Attiny's have had USI (I2C/SPI/UART) for ages, for example, attiny85 that was introduced in 2005.
@@osmanpasha_diy On the eight pin ones?
@@john_hind yep
It would be super cool if Great Scott now took your design and improved it even further.
The most epic type of battle ever
And a learning experience for is viewers😊
If they find defects or holes in each other's designs, would that make the collaboration...
Swiss Cheese?
He already commented that he might use the chip in the future. Bu probably for a different project...
Nice introduction to the new ATtinys - however, regarding your criticism of the old SPI-programming interface: I never had a problem using all 5 pins (excluding reset, vcc and gnd) on the 8-pin chips with in-circuit programming. Yes, you are double-using those pins, but only during programming. And then it normally doesn't matter if you send invalid codes to an also attached SPI-slave devide, blink some LEDs or have push-buttons attached (as long as you don't press these buttons during programming).
I agree that it does not always crete issues if you pay attention what you connect to the pins. Still, I like the new method better.
Yeah, that's what I found too, just take a little care to avoid a large load to the programming pins, but like he said, the new way is a lot nicer. I found myself using the 20 pin ATTINYs when an 8 pin would do, just because I knew I wouldn't run out of pins in any case.
Both you guys have taught me so much. I love being able to take the basics of a concept, develop it into a working project and then move it onto the next level to really cement my understanding.
I always try to stand on the "shoulders of giants" ;-)
After playing around with Arduinos dor a few years, I came across this series of newer microcontrollers about 7 months ago. I use them now for all smaller projects. The required hardware for programming is so simple and cheap, and still no bootloader required. Quite accurate timers without external oscillator. I love it!
Thank you for sharing your experience!
Doing the chip 'supply shortage' these were the only cheap chips I could find, so I had to figure out how to use them, there was not a lot of youtubers using them yet. Great to see even the favorite channel is using them.
Indeed, they were available for quite some time…
Please, more ATtiny stuff.
Excellent show.
Thank you!
This is exactly how my projects go. As an example Ive been trying to make a pi based nightvision camera using the Argon POD case. The goal was simple - have a no IR camer output to the PODs SPI display. After quite a bit of experimentation I sacked off the spi display for a small hdmi connected display which does exactly what I want - full screen camera - with a lot less coding than the spi display. In summary never be frighten of changing what you're doing especially of you can achieve the same goal with less hassle.
Nice story with the same learnings!

**Short exercise 1:** Set down the passage of the comment thread on the ATtiny chips word for word, starting at "Thank you for" and ending at "more ATtiny stuff.".

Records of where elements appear
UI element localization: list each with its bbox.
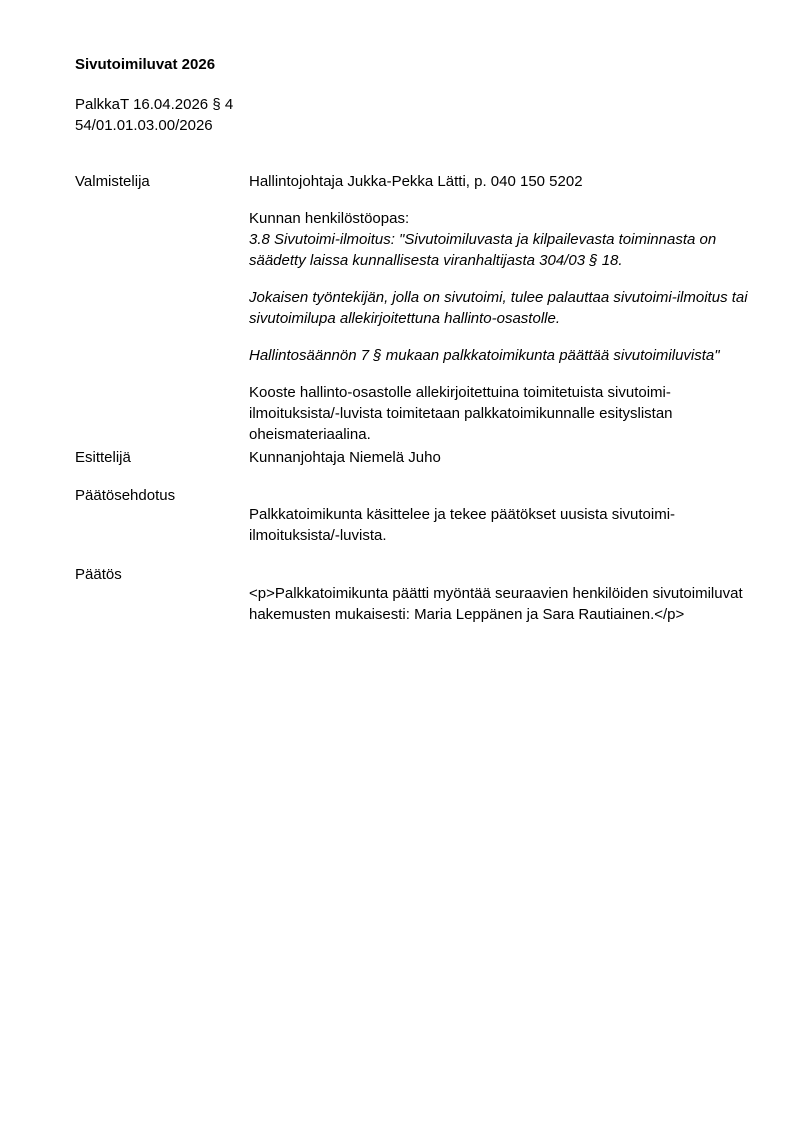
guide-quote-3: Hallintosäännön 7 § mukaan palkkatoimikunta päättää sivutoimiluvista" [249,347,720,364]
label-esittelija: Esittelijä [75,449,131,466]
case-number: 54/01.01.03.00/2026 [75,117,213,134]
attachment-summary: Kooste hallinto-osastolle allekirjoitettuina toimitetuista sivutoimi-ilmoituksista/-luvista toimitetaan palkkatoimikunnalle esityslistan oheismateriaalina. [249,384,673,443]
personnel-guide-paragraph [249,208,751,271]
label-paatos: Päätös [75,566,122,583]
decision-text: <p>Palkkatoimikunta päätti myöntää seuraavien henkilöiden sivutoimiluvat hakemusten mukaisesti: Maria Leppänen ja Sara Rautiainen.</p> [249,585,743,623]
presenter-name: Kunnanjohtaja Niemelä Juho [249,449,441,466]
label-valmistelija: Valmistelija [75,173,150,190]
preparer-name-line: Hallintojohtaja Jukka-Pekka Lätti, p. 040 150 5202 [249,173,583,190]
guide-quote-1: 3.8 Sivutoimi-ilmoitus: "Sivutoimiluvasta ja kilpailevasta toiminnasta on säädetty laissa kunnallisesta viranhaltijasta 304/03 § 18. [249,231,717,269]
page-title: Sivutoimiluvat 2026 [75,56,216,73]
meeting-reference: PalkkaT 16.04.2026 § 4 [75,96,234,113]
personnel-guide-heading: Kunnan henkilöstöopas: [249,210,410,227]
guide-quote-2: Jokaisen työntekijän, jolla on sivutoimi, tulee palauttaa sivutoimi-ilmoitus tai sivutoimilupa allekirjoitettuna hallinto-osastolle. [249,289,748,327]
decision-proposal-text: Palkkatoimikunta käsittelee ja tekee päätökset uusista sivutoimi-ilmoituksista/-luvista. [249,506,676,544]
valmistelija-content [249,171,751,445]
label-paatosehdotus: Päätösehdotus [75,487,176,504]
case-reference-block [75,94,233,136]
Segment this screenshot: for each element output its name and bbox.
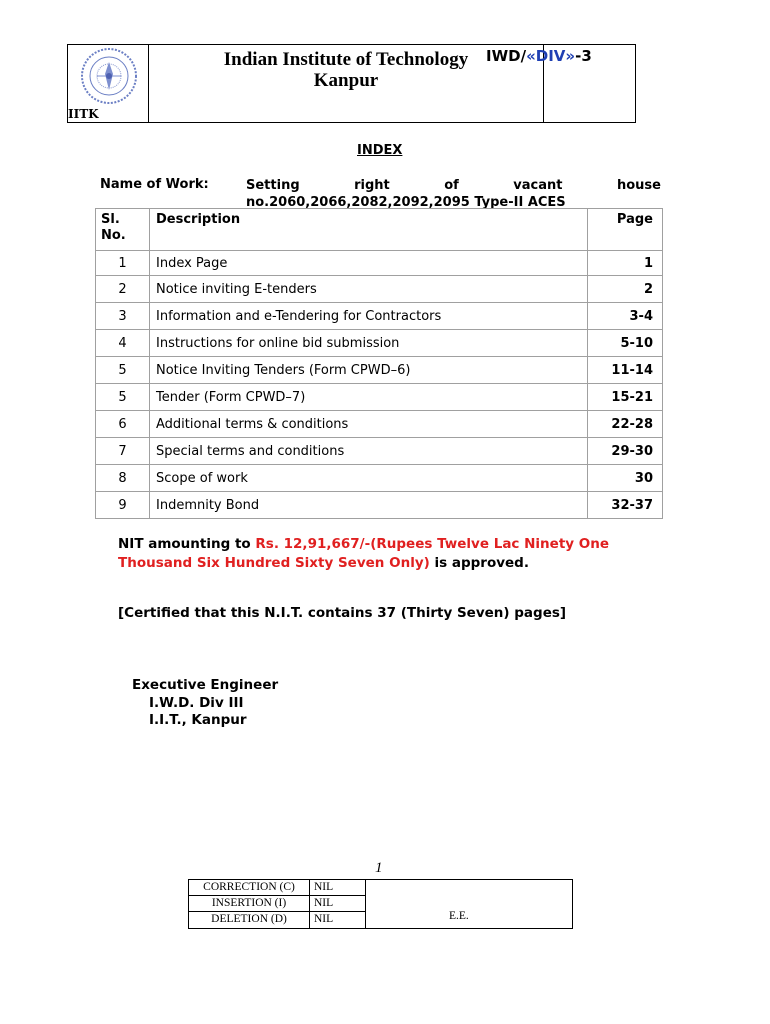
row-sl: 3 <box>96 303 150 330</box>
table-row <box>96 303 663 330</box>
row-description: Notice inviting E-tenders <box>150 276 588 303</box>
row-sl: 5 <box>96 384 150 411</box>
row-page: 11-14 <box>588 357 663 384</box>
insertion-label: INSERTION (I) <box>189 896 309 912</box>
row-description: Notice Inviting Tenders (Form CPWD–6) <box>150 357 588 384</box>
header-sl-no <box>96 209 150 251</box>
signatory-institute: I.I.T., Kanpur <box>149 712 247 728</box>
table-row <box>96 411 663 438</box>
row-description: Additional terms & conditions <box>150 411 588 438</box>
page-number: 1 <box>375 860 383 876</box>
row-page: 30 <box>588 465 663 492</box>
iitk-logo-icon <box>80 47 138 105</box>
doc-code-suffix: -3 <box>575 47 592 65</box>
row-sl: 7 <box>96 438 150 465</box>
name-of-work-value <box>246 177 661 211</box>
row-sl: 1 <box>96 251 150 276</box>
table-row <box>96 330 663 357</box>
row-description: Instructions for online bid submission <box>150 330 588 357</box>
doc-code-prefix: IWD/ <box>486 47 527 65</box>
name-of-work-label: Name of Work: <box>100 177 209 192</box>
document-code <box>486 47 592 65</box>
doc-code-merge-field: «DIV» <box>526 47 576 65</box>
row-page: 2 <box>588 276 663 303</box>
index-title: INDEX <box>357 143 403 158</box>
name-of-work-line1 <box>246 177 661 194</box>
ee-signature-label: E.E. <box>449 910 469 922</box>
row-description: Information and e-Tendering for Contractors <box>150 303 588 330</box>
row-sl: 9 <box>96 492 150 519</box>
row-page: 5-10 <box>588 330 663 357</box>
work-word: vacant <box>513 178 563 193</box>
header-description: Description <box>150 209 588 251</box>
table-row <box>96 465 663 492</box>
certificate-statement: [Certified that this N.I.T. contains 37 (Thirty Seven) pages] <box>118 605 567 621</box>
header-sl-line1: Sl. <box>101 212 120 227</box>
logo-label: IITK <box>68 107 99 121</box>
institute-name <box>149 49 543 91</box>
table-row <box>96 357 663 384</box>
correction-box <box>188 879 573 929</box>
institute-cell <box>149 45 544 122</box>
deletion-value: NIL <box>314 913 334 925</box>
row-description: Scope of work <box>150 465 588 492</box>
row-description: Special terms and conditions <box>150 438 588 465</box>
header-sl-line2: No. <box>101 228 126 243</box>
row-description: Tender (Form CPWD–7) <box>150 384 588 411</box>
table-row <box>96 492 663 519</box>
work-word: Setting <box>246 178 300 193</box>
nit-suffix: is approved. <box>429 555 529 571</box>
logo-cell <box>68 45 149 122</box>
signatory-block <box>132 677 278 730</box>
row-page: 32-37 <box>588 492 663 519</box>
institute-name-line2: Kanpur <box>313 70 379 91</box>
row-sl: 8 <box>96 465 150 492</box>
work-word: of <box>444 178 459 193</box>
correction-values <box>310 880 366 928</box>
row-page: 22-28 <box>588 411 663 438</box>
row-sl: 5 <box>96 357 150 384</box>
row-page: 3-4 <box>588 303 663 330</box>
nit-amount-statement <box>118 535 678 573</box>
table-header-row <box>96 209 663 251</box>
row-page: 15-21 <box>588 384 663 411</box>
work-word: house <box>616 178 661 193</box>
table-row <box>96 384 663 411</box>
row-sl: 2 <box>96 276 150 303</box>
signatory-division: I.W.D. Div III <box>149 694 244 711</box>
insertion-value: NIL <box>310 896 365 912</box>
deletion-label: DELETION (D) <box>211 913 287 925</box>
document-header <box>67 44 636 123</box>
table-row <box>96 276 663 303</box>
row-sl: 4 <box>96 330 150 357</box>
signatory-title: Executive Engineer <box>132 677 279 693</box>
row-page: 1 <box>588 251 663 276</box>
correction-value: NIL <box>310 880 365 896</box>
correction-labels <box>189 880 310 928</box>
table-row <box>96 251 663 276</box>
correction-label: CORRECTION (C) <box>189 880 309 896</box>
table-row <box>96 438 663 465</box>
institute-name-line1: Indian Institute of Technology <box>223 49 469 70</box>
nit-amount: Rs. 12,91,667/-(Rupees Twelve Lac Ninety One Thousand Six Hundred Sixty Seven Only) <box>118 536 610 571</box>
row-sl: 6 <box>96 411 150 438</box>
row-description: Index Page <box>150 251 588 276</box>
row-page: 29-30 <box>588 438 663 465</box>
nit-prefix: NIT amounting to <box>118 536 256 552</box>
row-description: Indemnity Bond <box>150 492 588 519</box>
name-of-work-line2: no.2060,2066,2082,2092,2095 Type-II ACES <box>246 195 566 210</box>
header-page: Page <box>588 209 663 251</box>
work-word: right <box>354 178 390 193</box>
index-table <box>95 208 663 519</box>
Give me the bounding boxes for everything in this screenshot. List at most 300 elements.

**Short exercise 2:** From the rows above, extract the lines verbatim, starting at the line that contains "guide-quote-3: Hallintosäännön 7" and ending at the line that contains "Kunnan henkilöstöopas: [249,210,410,227]", with both of those lines included.

**Complete answer 1:**
Thank you for sharing your experience!
Doing the chip 'supply shortage' these were the only cheap chips I could find, so I had to figure out how to use them, there was not a lot of youtubers using them yet. Great to see even the favorite channel is using them.
Indeed, they were available for quite some time…
Please, more ATtiny stuff.

**Complete answer 2:**
guide-quote-3: Hallintosäännön 7 § mukaan palkkatoimikunta päättää sivutoimiluvista" [249,347,720,364]
label-esittelija: Esittelijä [75,449,131,466]
case-number: 54/01.01.03.00/2026 [75,117,213,134]
attachment-summary: Kooste hallinto-osastolle allekirjoitettuina toimitetuista sivutoimi-ilmoituksista/-luvista toimitetaan palkkatoimikunnalle esityslistan oheismateriaalina. [249,384,673,443]
personnel-guide-paragraph [249,208,751,271]
label-paatos: Päätös [75,566,122,583]
decision-text: <p>Palkkatoimikunta päätti myöntää seuraavien henkilöiden sivutoimiluvat hakemusten mukaisesti: Maria Leppänen ja Sara Rautiainen.</p> [249,585,743,623]
presenter-name: Kunnanjohtaja Niemelä Juho [249,449,441,466]
label-valmistelija: Valmistelija [75,173,150,190]
preparer-name-line: Hallintojohtaja Jukka-Pekka Lätti, p. 040 150 5202 [249,173,583,190]
guide-quote-1: 3.8 Sivutoimi-ilmoitus: "Sivutoimiluvasta ja kilpailevasta toiminnasta on säädetty laissa kunnallisesta viranhaltijasta 304/03 § 18. [249,231,717,269]
page-title: Sivutoimiluvat 2026 [75,56,216,73]
meeting-reference: PalkkaT 16.04.2026 § 4 [75,96,234,113]
personnel-guide-heading: Kunnan henkilöstöopas: [249,210,410,227]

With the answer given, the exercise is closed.